> WHAT TO DO
Identify each line containing the word "them" and copy it.

========

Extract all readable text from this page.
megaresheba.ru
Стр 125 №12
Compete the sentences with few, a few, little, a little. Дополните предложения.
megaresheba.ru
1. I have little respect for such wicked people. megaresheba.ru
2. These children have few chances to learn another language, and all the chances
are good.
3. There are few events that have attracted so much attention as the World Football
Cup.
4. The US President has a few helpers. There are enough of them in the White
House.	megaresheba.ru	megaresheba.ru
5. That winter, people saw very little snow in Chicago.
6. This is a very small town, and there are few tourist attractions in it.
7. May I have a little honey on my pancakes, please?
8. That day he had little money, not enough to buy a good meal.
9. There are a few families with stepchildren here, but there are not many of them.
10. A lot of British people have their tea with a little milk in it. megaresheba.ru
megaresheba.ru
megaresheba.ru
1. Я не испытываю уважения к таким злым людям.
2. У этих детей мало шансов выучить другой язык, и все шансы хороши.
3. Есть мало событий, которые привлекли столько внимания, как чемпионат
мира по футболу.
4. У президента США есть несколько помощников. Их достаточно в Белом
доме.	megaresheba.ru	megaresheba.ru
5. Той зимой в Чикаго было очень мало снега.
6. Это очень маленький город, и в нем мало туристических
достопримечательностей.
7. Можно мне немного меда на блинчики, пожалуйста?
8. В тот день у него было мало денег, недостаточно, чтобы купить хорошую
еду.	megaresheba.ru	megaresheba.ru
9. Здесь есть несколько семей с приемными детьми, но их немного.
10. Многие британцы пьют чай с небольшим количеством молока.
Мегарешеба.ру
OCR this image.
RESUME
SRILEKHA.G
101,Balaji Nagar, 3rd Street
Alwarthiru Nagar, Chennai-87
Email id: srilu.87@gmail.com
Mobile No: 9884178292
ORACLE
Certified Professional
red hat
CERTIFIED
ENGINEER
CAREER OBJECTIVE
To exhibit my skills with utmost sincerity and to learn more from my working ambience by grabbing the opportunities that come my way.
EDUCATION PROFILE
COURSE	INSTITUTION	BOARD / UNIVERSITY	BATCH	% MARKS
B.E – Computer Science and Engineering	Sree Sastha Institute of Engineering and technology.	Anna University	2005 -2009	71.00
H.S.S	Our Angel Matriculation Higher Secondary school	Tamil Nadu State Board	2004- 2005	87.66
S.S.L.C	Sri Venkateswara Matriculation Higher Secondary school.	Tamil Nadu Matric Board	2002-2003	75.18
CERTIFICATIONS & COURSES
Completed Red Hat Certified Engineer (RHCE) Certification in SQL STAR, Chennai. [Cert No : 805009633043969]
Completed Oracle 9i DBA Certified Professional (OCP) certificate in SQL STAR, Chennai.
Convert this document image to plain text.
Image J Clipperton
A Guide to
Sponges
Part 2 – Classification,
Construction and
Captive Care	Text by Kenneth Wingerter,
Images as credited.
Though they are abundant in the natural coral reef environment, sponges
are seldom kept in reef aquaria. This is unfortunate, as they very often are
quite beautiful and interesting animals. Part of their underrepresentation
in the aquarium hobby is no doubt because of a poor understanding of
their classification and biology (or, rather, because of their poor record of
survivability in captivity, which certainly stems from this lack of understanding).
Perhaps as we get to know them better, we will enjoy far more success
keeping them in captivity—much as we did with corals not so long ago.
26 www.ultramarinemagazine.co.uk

========

> RESULT OF THIS EXERCISE
4. The US President has a few helpers. There are enough of them in the White
9. There are a few families with stepchildren here, but there are not many of them.
Perhaps as we get to know them better, we will enjoy far more success
keeping them in captivity—much as we did with corals not so long ago.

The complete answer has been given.